:: DATA SECTION
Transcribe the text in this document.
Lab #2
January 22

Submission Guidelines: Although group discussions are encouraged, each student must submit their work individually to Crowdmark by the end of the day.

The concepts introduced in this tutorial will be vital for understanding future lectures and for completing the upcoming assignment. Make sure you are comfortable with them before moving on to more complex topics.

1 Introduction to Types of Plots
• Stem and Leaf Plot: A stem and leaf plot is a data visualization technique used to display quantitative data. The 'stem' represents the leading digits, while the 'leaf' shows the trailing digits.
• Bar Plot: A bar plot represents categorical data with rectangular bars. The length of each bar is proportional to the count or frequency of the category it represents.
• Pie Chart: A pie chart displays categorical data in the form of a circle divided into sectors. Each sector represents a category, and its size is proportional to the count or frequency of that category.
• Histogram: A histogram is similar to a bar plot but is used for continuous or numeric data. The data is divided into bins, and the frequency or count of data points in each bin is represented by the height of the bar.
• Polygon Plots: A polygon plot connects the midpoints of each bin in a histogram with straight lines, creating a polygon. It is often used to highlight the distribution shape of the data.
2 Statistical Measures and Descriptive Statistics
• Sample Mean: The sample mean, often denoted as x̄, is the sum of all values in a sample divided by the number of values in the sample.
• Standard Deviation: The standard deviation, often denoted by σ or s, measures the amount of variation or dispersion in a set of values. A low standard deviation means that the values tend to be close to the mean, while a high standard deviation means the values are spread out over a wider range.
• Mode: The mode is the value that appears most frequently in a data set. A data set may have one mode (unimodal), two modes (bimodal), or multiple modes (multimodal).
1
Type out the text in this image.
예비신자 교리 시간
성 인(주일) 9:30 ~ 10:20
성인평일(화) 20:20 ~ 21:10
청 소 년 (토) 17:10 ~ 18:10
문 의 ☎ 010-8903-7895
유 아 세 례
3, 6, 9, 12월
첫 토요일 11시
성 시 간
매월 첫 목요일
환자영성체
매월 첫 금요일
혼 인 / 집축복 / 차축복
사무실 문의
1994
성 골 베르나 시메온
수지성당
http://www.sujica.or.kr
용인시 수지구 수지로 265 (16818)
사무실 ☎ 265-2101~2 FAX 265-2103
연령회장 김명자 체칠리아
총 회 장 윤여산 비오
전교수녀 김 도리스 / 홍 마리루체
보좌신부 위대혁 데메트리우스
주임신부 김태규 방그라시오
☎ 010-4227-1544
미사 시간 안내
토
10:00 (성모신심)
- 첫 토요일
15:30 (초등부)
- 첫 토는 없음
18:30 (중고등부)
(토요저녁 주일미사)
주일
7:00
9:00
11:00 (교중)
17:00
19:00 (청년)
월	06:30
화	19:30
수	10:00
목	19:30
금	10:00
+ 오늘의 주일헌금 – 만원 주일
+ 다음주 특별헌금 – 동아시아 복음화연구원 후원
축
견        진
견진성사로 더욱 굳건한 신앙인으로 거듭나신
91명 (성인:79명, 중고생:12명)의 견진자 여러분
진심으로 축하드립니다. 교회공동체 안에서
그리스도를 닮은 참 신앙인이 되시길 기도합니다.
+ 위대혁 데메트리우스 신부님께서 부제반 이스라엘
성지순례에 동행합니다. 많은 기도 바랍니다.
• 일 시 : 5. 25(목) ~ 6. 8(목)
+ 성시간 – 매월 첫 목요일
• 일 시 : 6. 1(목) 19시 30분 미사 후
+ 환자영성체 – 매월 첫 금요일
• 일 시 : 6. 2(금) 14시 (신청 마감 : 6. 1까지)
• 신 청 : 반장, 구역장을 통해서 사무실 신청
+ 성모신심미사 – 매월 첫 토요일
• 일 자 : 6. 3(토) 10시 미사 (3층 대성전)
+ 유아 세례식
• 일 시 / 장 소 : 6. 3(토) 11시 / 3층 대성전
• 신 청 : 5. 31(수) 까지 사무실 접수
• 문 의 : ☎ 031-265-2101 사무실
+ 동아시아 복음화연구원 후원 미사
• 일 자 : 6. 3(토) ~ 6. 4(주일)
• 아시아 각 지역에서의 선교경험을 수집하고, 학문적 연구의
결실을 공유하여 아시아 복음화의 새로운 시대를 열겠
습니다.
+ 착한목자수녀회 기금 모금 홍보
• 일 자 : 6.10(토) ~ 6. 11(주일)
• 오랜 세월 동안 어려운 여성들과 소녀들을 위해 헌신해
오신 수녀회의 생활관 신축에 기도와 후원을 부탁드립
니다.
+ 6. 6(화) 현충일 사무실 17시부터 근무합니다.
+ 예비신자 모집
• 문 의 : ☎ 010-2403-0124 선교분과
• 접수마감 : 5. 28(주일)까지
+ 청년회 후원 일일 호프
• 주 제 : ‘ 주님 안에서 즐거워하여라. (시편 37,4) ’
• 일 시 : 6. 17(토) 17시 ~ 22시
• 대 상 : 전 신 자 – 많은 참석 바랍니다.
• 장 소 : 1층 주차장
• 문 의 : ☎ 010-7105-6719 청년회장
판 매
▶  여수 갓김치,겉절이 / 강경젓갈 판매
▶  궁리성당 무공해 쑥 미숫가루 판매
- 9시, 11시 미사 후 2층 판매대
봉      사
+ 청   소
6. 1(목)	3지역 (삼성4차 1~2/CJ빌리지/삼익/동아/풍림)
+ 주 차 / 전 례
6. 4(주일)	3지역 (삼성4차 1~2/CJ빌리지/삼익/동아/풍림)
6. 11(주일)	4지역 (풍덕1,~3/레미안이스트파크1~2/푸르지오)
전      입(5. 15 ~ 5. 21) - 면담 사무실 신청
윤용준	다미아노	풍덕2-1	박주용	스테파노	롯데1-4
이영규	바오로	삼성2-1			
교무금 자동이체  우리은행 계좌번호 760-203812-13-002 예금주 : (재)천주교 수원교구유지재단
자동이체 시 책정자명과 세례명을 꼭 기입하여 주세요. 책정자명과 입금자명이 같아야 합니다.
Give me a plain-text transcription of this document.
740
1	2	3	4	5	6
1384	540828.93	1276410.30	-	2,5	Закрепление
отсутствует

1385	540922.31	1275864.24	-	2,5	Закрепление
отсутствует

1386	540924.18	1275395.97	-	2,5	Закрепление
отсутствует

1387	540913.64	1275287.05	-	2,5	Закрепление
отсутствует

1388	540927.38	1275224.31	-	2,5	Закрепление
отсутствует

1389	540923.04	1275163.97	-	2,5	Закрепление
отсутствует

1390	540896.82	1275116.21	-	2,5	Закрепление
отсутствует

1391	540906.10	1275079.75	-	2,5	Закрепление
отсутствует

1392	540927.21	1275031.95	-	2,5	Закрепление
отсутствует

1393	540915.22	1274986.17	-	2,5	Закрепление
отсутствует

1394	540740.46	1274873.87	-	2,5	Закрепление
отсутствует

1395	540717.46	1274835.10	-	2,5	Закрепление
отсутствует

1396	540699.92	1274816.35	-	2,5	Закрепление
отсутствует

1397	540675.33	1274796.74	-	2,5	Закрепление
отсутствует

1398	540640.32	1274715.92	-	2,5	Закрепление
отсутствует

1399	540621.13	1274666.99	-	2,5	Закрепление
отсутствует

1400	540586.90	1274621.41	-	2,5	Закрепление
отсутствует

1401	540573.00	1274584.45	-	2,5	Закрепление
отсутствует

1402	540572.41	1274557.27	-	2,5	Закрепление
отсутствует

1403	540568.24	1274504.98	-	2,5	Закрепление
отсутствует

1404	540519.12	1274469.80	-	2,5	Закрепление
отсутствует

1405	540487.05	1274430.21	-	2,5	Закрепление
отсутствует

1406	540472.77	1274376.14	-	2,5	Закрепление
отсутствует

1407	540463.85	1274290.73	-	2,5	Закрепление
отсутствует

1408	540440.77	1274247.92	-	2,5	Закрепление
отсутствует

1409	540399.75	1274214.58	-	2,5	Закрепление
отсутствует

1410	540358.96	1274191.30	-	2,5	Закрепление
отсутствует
::::
→ REQUIRED WORK: Write out every record shown above, word for word.

→ EXPECTED OUTPUT:
Transcribe the text in this document.
Lab #2
January 22

Submission Guidelines: Although group discussions are encouraged, each student must submit their work individually to Crowdmark by the end of the day.

The concepts introduced in this tutorial will be vital for understanding future lectures and for completing the upcoming assignment. Make sure you are comfortable with them before moving on to more complex topics.

1 Introduction to Types of Plots
• Stem and Leaf Plot: A stem and leaf plot is a data visualization technique used to display quantitative data. The 'stem' represents the leading digits, while the 'leaf' shows the trailing digits.
• Bar Plot: A bar plot represents categorical data with rectangular bars. The length of each bar is proportional to the count or frequency of the category it represents.
• Pie Chart: A pie chart displays categorical data in the form of a circle divided into sectors. Each sector represents a category, and its size is proportional to the count or frequency of that category.
• Histogram: A histogram is similar to a bar plot but is used for continuous or numeric data. The data is divided into bins, and the frequency or count of data points in each bin is represented by the height of the bar.
• Polygon Plots: A polygon plot connects the midpoints of each bin in a histogram with straight lines, creating a polygon. It is often used to highlight the distribution shape of the data.
2 Statistical Measures and Descriptive Statistics
• Sample Mean: The sample mean, often denoted as x̄, is the sum of all values in a sample divided by the number of values in the sample.
• Standard Deviation: The standard deviation, often denoted by σ or s, measures the amount of variation or dispersion in a set of values. A low standard deviation means that the values tend to be close to the mean, while a high standard deviation means the values are spread out over a wider range.
• Mode: The mode is the value that appears most frequently in a data set. A data set may have one mode (unimodal), two modes (bimodal), or multiple modes (multimodal).
1
Type out the text in this image.
예비신자 교리 시간
성 인(주일) 9:30 ~ 10:20
성인평일(화) 20:20 ~ 21:10
청 소 년 (토) 17:10 ~ 18:10
문 의 ☎ 010-8903-7895
유 아 세 례
3, 6, 9, 12월
첫 토요일 11시
성 시 간
매월 첫 목요일
환자영성체
매월 첫 금요일
혼 인 / 집축복 / 차축복
사무실 문의
1994
성 골 베르나 시메온
수지성당
http://www.sujica.or.kr
용인시 수지구 수지로 265 (16818)
사무실 ☎ 265-2101~2 FAX 265-2103
연령회장 김명자 체칠리아
총 회 장 윤여산 비오
전교수녀 김 도리스 / 홍 마리루체
보좌신부 위대혁 데메트리우스
주임신부 김태규 방그라시오
☎ 010-4227-1544
미사 시간 안내
토
10:00 (성모신심)
- 첫 토요일
15:30 (초등부)
- 첫 토는 없음
18:30 (중고등부)
(토요저녁 주일미사)
주일
7:00
9:00
11:00 (교중)
17:00
19:00 (청년)
월	06:30
화	19:30
수	10:00
목	19:30
금	10:00
+ 오늘의 주일헌금 – 만원 주일
+ 다음주 특별헌금 – 동아시아 복음화연구원 후원
축
견        진
견진성사로 더욱 굳건한 신앙인으로 거듭나신
91명 (성인:79명, 중고생:12명)의 견진자 여러분
진심으로 축하드립니다. 교회공동체 안에서
그리스도를 닮은 참 신앙인이 되시길 기도합니다.
+ 위대혁 데메트리우스 신부님께서 부제반 이스라엘
성지순례에 동행합니다. 많은 기도 바랍니다.
• 일 시 : 5. 25(목) ~ 6. 8(목)
+ 성시간 – 매월 첫 목요일
• 일 시 : 6. 1(목) 19시 30분 미사 후
+ 환자영성체 – 매월 첫 금요일
• 일 시 : 6. 2(금) 14시 (신청 마감 : 6. 1까지)
• 신 청 : 반장, 구역장을 통해서 사무실 신청
+ 성모신심미사 – 매월 첫 토요일
• 일 자 : 6. 3(토) 10시 미사 (3층 대성전)
+ 유아 세례식
• 일 시 / 장 소 : 6. 3(토) 11시 / 3층 대성전
• 신 청 : 5. 31(수) 까지 사무실 접수
• 문 의 : ☎ 031-265-2101 사무실
+ 동아시아 복음화연구원 후원 미사
• 일 자 : 6. 3(토) ~ 6. 4(주일)
• 아시아 각 지역에서의 선교경험을 수집하고, 학문적 연구의
결실을 공유하여 아시아 복음화의 새로운 시대를 열겠
습니다.
+ 착한목자수녀회 기금 모금 홍보
• 일 자 : 6.10(토) ~ 6. 11(주일)
• 오랜 세월 동안 어려운 여성들과 소녀들을 위해 헌신해
오신 수녀회의 생활관 신축에 기도와 후원을 부탁드립
니다.
+ 6. 6(화) 현충일 사무실 17시부터 근무합니다.
+ 예비신자 모집
• 문 의 : ☎ 010-2403-0124 선교분과
• 접수마감 : 5. 28(주일)까지
+ 청년회 후원 일일 호프
• 주 제 : ‘ 주님 안에서 즐거워하여라. (시편 37,4) ’
• 일 시 : 6. 17(토) 17시 ~ 22시
• 대 상 : 전 신 자 – 많은 참석 바랍니다.
• 장 소 : 1층 주차장
• 문 의 : ☎ 010-7105-6719 청년회장
판 매
▶  여수 갓김치,겉절이 / 강경젓갈 판매
▶  궁리성당 무공해 쑥 미숫가루 판매
- 9시, 11시 미사 후 2층 판매대
봉      사
+ 청   소
6. 1(목)	3지역 (삼성4차 1~2/CJ빌리지/삼익/동아/풍림)
+ 주 차 / 전 례
6. 4(주일)	3지역 (삼성4차 1~2/CJ빌리지/삼익/동아/풍림)
6. 11(주일)	4지역 (풍덕1,~3/레미안이스트파크1~2/푸르지오)
전      입(5. 15 ~ 5. 21) - 면담 사무실 신청
윤용준	다미아노	풍덕2-1	박주용	스테파노	롯데1-4
이영규	바오로	삼성2-1			
교무금 자동이체  우리은행 계좌번호 760-203812-13-002 예금주 : (재)천주교 수원교구유지재단
자동이체 시 책정자명과 세례명을 꼭 기입하여 주세요. 책정자명과 입금자명이 같아야 합니다.
Give me a plain-text transcription of this document.
740
1	2	3	4	5	6
1384	540828.93	1276410.30	-	2,5	Закрепление
отсутствует

1385	540922.31	1275864.24	-	2,5	Закрепление
отсутствует

1386	540924.18	1275395.97	-	2,5	Закрепление
отсутствует

1387	540913.64	1275287.05	-	2,5	Закрепление
отсутствует

1388	540927.38	1275224.31	-	2,5	Закрепление
отсутствует

1389	540923.04	1275163.97	-	2,5	Закрепление
отсутствует

1390	540896.82	1275116.21	-	2,5	Закрепление
отсутствует

1391	540906.10	1275079.75	-	2,5	Закрепление
отсутствует

1392	540927.21	1275031.95	-	2,5	Закрепление
отсутствует

1393	540915.22	1274986.17	-	2,5	Закрепление
отсутствует

1394	540740.46	1274873.87	-	2,5	Закрепление
отсутствует

1395	540717.46	1274835.10	-	2,5	Закрепление
отсутствует

1396	540699.92	1274816.35	-	2,5	Закрепление
отсутствует

1397	540675.33	1274796.74	-	2,5	Закрепление
отсутствует

1398	540640.32	1274715.92	-	2,5	Закрепление
отсутствует

1399	540621.13	1274666.99	-	2,5	Закрепление
отсутствует

1400	540586.90	1274621.41	-	2,5	Закрепление
отсутствует

1401	540573.00	1274584.45	-	2,5	Закрепление
отсутствует

1402	540572.41	1274557.27	-	2,5	Закрепление
отсутствует

1403	540568.24	1274504.98	-	2,5	Закрепление
отсутствует

1404	540519.12	1274469.80	-	2,5	Закрепление
отсутствует

1405	540487.05	1274430.21	-	2,5	Закрепление
отсутствует

1406	540472.77	1274376.14	-	2,5	Закрепление
отсутствует

1407	540463.85	1274290.73	-	2,5	Закрепление
отсутствует

1408	540440.77	1274247.92	-	2,5	Закрепление
отсутствует

1409	540399.75	1274214.58	-	2,5	Закрепление
отсутствует

1410	540358.96	1274191.30	-	2,5	Закрепление
отсутствует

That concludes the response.